Copy out every line that contains the word "name".

### Records to use
--------

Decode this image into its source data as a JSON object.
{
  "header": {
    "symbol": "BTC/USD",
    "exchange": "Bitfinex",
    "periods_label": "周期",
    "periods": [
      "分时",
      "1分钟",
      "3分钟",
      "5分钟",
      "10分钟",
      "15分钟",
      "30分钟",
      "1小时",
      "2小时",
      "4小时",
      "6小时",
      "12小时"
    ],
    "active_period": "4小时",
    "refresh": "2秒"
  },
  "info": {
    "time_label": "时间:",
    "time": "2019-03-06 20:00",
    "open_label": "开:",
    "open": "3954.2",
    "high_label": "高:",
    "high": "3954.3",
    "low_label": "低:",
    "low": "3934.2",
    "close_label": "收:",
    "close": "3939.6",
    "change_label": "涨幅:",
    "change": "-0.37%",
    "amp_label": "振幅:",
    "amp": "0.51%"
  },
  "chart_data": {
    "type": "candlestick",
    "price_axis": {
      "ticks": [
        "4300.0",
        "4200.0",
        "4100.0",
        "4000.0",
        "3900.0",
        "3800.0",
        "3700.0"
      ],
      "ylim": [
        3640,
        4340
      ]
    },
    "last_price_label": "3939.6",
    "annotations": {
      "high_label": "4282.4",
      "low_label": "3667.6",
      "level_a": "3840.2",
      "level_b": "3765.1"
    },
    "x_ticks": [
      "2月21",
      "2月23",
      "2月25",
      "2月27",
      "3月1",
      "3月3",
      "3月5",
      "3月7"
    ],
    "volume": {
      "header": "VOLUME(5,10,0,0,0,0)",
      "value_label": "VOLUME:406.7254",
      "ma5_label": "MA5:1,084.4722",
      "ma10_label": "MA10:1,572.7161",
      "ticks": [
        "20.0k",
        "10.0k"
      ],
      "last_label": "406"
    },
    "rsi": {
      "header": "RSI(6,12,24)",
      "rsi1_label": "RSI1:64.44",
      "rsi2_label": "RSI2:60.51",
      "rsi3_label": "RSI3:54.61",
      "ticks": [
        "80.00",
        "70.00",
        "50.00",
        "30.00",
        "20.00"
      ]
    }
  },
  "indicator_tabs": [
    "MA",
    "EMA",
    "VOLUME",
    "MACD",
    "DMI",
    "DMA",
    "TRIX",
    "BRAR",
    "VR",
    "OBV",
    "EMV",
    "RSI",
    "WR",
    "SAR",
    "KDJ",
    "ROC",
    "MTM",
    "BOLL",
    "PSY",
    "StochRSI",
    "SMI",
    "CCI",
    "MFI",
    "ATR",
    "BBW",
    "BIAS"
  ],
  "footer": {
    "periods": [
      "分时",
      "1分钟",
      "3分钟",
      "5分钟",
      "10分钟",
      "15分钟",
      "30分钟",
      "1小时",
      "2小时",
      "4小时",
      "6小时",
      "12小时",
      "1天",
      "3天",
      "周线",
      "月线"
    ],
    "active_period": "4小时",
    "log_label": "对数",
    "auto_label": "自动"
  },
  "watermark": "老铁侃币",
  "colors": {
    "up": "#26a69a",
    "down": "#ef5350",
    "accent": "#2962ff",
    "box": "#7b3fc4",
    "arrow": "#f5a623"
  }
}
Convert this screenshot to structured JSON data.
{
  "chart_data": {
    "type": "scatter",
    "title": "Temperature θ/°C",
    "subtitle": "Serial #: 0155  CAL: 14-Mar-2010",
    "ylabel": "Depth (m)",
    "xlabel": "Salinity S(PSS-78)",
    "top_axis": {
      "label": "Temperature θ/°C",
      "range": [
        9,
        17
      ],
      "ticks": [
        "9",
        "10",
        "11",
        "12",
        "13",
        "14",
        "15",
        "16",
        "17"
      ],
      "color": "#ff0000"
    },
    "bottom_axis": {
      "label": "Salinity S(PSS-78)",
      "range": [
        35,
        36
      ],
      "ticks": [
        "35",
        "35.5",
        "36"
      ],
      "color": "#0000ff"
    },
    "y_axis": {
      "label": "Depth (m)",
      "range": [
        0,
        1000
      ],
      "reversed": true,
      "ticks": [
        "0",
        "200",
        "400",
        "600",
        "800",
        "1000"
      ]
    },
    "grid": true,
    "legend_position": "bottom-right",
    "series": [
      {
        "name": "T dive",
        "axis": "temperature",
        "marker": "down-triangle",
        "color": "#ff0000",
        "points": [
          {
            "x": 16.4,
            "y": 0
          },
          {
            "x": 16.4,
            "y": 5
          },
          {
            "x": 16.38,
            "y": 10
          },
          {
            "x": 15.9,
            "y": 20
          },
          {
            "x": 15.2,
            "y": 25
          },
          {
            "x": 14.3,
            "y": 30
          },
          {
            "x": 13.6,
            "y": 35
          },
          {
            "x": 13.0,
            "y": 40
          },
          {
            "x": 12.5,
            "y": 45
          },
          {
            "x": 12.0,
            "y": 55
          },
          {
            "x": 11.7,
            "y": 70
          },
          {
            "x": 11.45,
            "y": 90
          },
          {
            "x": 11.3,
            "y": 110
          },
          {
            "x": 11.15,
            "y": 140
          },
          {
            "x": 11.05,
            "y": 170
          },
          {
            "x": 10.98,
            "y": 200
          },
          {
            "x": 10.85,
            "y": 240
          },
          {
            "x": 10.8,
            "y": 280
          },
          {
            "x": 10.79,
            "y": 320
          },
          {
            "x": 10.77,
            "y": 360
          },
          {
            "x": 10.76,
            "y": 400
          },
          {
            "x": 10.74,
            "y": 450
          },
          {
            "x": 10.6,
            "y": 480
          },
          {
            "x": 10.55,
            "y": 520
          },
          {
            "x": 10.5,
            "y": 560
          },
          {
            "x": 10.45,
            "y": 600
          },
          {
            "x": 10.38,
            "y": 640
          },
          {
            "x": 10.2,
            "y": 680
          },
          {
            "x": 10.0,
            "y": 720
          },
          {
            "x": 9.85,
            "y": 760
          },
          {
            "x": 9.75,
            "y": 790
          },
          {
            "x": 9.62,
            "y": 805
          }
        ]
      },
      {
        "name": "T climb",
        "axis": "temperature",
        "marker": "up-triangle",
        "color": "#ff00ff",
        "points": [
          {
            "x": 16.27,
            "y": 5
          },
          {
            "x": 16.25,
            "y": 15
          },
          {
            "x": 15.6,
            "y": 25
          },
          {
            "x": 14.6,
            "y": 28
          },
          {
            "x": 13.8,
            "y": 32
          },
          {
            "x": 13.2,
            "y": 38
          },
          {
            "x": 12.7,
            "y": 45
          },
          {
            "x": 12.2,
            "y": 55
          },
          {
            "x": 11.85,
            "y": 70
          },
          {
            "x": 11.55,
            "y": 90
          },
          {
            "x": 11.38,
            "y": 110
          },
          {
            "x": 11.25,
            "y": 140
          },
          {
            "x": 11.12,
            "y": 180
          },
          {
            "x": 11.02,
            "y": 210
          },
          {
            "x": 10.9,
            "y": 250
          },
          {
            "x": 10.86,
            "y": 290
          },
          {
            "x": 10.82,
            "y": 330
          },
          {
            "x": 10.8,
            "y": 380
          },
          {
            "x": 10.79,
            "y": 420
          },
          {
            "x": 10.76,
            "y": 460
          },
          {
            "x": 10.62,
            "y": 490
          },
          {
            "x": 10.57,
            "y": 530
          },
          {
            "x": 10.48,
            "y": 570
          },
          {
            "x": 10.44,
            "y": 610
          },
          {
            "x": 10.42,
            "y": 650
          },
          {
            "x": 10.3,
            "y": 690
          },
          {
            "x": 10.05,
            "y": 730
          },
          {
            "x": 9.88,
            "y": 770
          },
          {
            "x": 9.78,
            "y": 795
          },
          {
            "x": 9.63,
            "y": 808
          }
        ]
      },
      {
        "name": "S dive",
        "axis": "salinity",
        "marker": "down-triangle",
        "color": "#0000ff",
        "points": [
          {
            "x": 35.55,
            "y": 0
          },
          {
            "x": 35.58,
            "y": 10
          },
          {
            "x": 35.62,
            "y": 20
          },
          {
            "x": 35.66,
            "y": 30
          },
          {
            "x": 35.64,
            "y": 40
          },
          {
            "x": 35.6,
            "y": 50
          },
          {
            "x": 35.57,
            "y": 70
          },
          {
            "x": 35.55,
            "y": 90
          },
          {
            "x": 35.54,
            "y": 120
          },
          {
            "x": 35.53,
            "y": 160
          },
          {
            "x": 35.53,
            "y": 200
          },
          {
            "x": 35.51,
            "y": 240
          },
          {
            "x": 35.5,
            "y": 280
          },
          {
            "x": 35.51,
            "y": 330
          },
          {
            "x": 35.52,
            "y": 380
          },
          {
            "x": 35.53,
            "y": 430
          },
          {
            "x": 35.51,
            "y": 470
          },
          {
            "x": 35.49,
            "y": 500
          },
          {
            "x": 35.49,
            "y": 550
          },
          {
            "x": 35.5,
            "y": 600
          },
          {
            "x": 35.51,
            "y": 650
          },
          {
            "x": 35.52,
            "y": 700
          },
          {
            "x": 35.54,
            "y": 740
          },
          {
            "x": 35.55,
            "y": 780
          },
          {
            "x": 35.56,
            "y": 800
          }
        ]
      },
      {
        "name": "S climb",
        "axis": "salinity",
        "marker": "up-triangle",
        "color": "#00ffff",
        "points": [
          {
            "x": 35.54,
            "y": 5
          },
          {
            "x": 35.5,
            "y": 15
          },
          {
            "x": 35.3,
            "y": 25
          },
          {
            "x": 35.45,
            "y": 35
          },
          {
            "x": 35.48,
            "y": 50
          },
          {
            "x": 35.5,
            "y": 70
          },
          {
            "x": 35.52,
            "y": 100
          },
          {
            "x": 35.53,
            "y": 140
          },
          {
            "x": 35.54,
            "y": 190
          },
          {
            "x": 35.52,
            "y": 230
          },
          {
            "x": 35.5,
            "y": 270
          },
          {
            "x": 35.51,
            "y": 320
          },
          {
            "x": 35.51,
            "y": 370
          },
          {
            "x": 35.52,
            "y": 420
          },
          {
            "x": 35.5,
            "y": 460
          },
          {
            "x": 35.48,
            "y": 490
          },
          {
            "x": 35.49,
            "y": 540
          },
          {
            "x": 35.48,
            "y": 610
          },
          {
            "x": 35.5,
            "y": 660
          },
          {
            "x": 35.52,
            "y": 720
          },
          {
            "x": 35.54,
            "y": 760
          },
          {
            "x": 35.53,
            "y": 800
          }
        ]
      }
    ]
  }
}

--------

### Response
        "name": "T dive",
        "name": "T climb",
        "name": "S dive",
        "name": "S climb",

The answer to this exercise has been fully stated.